Do this |
Set down the whole listing verbatim.

Exercise input |
********************

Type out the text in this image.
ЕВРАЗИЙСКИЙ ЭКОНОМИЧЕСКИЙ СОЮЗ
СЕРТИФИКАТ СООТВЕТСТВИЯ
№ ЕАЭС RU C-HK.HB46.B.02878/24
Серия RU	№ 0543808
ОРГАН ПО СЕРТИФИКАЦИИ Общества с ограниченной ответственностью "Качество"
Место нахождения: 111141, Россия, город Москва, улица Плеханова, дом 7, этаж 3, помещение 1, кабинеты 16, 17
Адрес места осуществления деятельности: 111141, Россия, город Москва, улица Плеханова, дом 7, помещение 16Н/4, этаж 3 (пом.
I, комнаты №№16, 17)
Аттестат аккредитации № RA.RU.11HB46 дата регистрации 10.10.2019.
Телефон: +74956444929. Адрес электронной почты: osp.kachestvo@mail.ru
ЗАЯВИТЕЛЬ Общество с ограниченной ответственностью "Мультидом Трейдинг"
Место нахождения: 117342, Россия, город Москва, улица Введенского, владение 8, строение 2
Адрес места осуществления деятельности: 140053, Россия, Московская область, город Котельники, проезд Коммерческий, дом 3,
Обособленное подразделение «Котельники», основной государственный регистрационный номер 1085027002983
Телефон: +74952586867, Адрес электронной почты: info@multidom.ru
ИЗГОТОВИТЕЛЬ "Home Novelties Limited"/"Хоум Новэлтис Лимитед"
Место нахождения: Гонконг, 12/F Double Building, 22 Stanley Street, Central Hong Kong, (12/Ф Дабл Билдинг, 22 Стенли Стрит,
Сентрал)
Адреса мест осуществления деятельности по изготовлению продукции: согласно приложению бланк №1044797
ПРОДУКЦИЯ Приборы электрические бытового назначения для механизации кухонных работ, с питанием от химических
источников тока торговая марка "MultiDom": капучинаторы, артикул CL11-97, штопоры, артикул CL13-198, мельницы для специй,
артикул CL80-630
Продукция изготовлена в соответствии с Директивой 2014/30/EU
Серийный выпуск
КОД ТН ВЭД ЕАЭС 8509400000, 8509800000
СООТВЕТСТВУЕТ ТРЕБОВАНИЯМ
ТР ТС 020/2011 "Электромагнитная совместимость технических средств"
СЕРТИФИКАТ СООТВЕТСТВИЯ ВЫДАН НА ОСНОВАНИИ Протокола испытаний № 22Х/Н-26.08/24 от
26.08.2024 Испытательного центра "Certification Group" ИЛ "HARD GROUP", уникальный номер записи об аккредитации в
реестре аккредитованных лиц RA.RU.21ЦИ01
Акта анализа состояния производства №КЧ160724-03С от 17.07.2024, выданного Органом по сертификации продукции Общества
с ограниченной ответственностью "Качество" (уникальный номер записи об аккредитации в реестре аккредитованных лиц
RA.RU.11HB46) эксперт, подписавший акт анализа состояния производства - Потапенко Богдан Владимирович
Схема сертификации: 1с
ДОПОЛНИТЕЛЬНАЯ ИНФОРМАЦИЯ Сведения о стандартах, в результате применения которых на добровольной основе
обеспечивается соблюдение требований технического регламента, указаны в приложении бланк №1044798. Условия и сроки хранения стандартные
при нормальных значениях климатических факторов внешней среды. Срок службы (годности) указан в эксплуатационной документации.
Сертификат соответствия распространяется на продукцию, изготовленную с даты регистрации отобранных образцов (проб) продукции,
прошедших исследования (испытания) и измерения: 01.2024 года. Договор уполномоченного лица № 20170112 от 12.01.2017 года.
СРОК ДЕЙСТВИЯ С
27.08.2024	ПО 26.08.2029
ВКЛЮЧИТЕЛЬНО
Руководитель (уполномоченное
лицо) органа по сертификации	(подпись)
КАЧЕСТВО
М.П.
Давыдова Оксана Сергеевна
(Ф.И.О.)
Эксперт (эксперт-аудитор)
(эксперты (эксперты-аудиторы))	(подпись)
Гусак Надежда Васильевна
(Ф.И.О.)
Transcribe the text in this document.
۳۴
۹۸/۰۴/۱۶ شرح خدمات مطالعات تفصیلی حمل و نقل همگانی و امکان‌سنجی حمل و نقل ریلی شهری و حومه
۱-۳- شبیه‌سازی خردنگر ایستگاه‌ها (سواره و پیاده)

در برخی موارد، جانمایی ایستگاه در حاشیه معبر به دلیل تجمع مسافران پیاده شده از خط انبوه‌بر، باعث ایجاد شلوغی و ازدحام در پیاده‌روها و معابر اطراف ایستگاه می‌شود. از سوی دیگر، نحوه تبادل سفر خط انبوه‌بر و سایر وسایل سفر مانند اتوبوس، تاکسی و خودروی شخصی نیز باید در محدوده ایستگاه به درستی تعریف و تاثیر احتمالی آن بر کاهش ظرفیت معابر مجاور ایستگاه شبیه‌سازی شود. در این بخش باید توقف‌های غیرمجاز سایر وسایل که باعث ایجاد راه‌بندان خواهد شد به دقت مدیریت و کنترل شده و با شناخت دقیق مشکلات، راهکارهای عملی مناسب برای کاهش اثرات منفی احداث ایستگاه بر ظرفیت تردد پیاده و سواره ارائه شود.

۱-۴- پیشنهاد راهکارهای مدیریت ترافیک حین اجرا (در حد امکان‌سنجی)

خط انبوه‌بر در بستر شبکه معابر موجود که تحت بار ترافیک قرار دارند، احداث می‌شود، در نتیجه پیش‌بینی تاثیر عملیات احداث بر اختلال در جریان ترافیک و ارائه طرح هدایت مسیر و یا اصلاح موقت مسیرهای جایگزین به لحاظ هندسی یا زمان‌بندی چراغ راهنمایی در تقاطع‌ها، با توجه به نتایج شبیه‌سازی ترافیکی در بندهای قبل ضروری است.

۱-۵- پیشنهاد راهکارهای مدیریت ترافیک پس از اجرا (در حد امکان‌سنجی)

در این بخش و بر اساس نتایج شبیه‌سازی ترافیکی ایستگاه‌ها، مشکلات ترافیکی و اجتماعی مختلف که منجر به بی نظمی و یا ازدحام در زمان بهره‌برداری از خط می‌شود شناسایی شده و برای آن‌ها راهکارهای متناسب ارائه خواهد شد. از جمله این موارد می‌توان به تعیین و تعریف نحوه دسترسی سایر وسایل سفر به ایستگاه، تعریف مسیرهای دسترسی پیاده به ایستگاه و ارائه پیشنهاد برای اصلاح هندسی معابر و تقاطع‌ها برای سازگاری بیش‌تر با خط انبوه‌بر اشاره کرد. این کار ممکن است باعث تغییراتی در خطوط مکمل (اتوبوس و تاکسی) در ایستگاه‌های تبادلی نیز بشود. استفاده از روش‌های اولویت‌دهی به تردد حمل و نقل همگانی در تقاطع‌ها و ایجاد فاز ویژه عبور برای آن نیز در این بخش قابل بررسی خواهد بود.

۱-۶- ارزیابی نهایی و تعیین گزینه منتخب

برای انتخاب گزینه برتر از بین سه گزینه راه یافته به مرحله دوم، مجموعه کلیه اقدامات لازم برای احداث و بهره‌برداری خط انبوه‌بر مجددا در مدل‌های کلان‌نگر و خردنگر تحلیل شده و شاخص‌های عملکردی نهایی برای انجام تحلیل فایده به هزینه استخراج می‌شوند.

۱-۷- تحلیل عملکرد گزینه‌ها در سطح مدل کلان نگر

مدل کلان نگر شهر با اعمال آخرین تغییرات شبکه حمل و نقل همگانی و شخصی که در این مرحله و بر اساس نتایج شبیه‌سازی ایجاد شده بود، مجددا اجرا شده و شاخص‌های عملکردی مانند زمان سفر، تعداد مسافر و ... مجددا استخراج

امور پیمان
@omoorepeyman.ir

********************

Written response |
Type out the text in this image.
ЕВРАЗИЙСКИЙ ЭКОНОМИЧЕСКИЙ СОЮЗ
СЕРТИФИКАТ СООТВЕТСТВИЯ
№ ЕАЭС RU C-HK.HB46.B.02878/24
Серия RU	№ 0543808
ОРГАН ПО СЕРТИФИКАЦИИ Общества с ограниченной ответственностью "Качество"
Место нахождения: 111141, Россия, город Москва, улица Плеханова, дом 7, этаж 3, помещение 1, кабинеты 16, 17
Адрес места осуществления деятельности: 111141, Россия, город Москва, улица Плеханова, дом 7, помещение 16Н/4, этаж 3 (пом.
I, комнаты №№16, 17)
Аттестат аккредитации № RA.RU.11HB46 дата регистрации 10.10.2019.
Телефон: +74956444929. Адрес электронной почты: osp.kachestvo@mail.ru
ЗАЯВИТЕЛЬ Общество с ограниченной ответственностью "Мультидом Трейдинг"
Место нахождения: 117342, Россия, город Москва, улица Введенского, владение 8, строение 2
Адрес места осуществления деятельности: 140053, Россия, Московская область, город Котельники, проезд Коммерческий, дом 3,
Обособленное подразделение «Котельники», основной государственный регистрационный номер 1085027002983
Телефон: +74952586867, Адрес электронной почты: info@multidom.ru
ИЗГОТОВИТЕЛЬ "Home Novelties Limited"/"Хоум Новэлтис Лимитед"
Место нахождения: Гонконг, 12/F Double Building, 22 Stanley Street, Central Hong Kong, (12/Ф Дабл Билдинг, 22 Стенли Стрит,
Сентрал)
Адреса мест осуществления деятельности по изготовлению продукции: согласно приложению бланк №1044797
ПРОДУКЦИЯ Приборы электрические бытового назначения для механизации кухонных работ, с питанием от химических
источников тока торговая марка "MultiDom": капучинаторы, артикул CL11-97, штопоры, артикул CL13-198, мельницы для специй,
артикул CL80-630
Продукция изготовлена в соответствии с Директивой 2014/30/EU
Серийный выпуск
КОД ТН ВЭД ЕАЭС 8509400000, 8509800000
СООТВЕТСТВУЕТ ТРЕБОВАНИЯМ
ТР ТС 020/2011 "Электромагнитная совместимость технических средств"
СЕРТИФИКАТ СООТВЕТСТВИЯ ВЫДАН НА ОСНОВАНИИ Протокола испытаний № 22Х/Н-26.08/24 от
26.08.2024 Испытательного центра "Certification Group" ИЛ "HARD GROUP", уникальный номер записи об аккредитации в
реестре аккредитованных лиц RA.RU.21ЦИ01
Акта анализа состояния производства №КЧ160724-03С от 17.07.2024, выданного Органом по сертификации продукции Общества
с ограниченной ответственностью "Качество" (уникальный номер записи об аккредитации в реестре аккредитованных лиц
RA.RU.11HB46) эксперт, подписавший акт анализа состояния производства - Потапенко Богдан Владимирович
Схема сертификации: 1с
ДОПОЛНИТЕЛЬНАЯ ИНФОРМАЦИЯ Сведения о стандартах, в результате применения которых на добровольной основе
обеспечивается соблюдение требований технического регламента, указаны в приложении бланк №1044798. Условия и сроки хранения стандартные
при нормальных значениях климатических факторов внешней среды. Срок службы (годности) указан в эксплуатационной документации.
Сертификат соответствия распространяется на продукцию, изготовленную с даты регистрации отобранных образцов (проб) продукции,
прошедших исследования (испытания) и измерения: 01.2024 года. Договор уполномоченного лица № 20170112 от 12.01.2017 года.
СРОК ДЕЙСТВИЯ С
27.08.2024	ПО 26.08.2029
ВКЛЮЧИТЕЛЬНО
Руководитель (уполномоченное
лицо) органа по сертификации	(подпись)
КАЧЕСТВО
М.П.
Давыдова Оксана Сергеевна
(Ф.И.О.)
Эксперт (эксперт-аудитор)
(эксперты (эксперты-аудиторы))	(подпись)
Гусак Надежда Васильевна
(Ф.И.О.)
Transcribe the text in this document.
۳۴
۹۸/۰۴/۱۶ شرح خدمات مطالعات تفصیلی حمل و نقل همگانی و امکان‌سنجی حمل و نقل ریلی شهری و حومه
۱-۳- شبیه‌سازی خردنگر ایستگاه‌ها (سواره و پیاده)

در برخی موارد، جانمایی ایستگاه در حاشیه معبر به دلیل تجمع مسافران پیاده شده از خط انبوه‌بر، باعث ایجاد شلوغی و ازدحام در پیاده‌روها و معابر اطراف ایستگاه می‌شود. از سوی دیگر، نحوه تبادل سفر خط انبوه‌بر و سایر وسایل سفر مانند اتوبوس، تاکسی و خودروی شخصی نیز باید در محدوده ایستگاه به درستی تعریف و تاثیر احتمالی آن بر کاهش ظرفیت معابر مجاور ایستگاه شبیه‌سازی شود. در این بخش باید توقف‌های غیرمجاز سایر وسایل که باعث ایجاد راه‌بندان خواهد شد به دقت مدیریت و کنترل شده و با شناخت دقیق مشکلات، راهکارهای عملی مناسب برای کاهش اثرات منفی احداث ایستگاه بر ظرفیت تردد پیاده و سواره ارائه شود.

۱-۴- پیشنهاد راهکارهای مدیریت ترافیک حین اجرا (در حد امکان‌سنجی)

خط انبوه‌بر در بستر شبکه معابر موجود که تحت بار ترافیک قرار دارند، احداث می‌شود، در نتیجه پیش‌بینی تاثیر عملیات احداث بر اختلال در جریان ترافیک و ارائه طرح هدایت مسیر و یا اصلاح موقت مسیرهای جایگزین به لحاظ هندسی یا زمان‌بندی چراغ راهنمایی در تقاطع‌ها، با توجه به نتایج شبیه‌سازی ترافیکی در بندهای قبل ضروری است.

۱-۵- پیشنهاد راهکارهای مدیریت ترافیک پس از اجرا (در حد امکان‌سنجی)

در این بخش و بر اساس نتایج شبیه‌سازی ترافیکی ایستگاه‌ها، مشکلات ترافیکی و اجتماعی مختلف که منجر به بی نظمی و یا ازدحام در زمان بهره‌برداری از خط می‌شود شناسایی شده و برای آن‌ها راهکارهای متناسب ارائه خواهد شد. از جمله این موارد می‌توان به تعیین و تعریف نحوه دسترسی سایر وسایل سفر به ایستگاه، تعریف مسیرهای دسترسی پیاده به ایستگاه و ارائه پیشنهاد برای اصلاح هندسی معابر و تقاطع‌ها برای سازگاری بیش‌تر با خط انبوه‌بر اشاره کرد. این کار ممکن است باعث تغییراتی در خطوط مکمل (اتوبوس و تاکسی) در ایستگاه‌های تبادلی نیز بشود. استفاده از روش‌های اولویت‌دهی به تردد حمل و نقل همگانی در تقاطع‌ها و ایجاد فاز ویژه عبور برای آن نیز در این بخش قابل بررسی خواهد بود.

۱-۶- ارزیابی نهایی و تعیین گزینه منتخب

برای انتخاب گزینه برتر از بین سه گزینه راه یافته به مرحله دوم، مجموعه کلیه اقدامات لازم برای احداث و بهره‌برداری خط انبوه‌بر مجددا در مدل‌های کلان‌نگر و خردنگر تحلیل شده و شاخص‌های عملکردی نهایی برای انجام تحلیل فایده به هزینه استخراج می‌شوند.

۱-۷- تحلیل عملکرد گزینه‌ها در سطح مدل کلان نگر

مدل کلان نگر شهر با اعمال آخرین تغییرات شبکه حمل و نقل همگانی و شخصی که در این مرحله و بر اساس نتایج شبیه‌سازی ایجاد شده بود، مجددا اجرا شده و شاخص‌های عملکردی مانند زمان سفر، تعداد مسافر و ... مجددا استخراج

امور پیمان
@omoorepeyman.ir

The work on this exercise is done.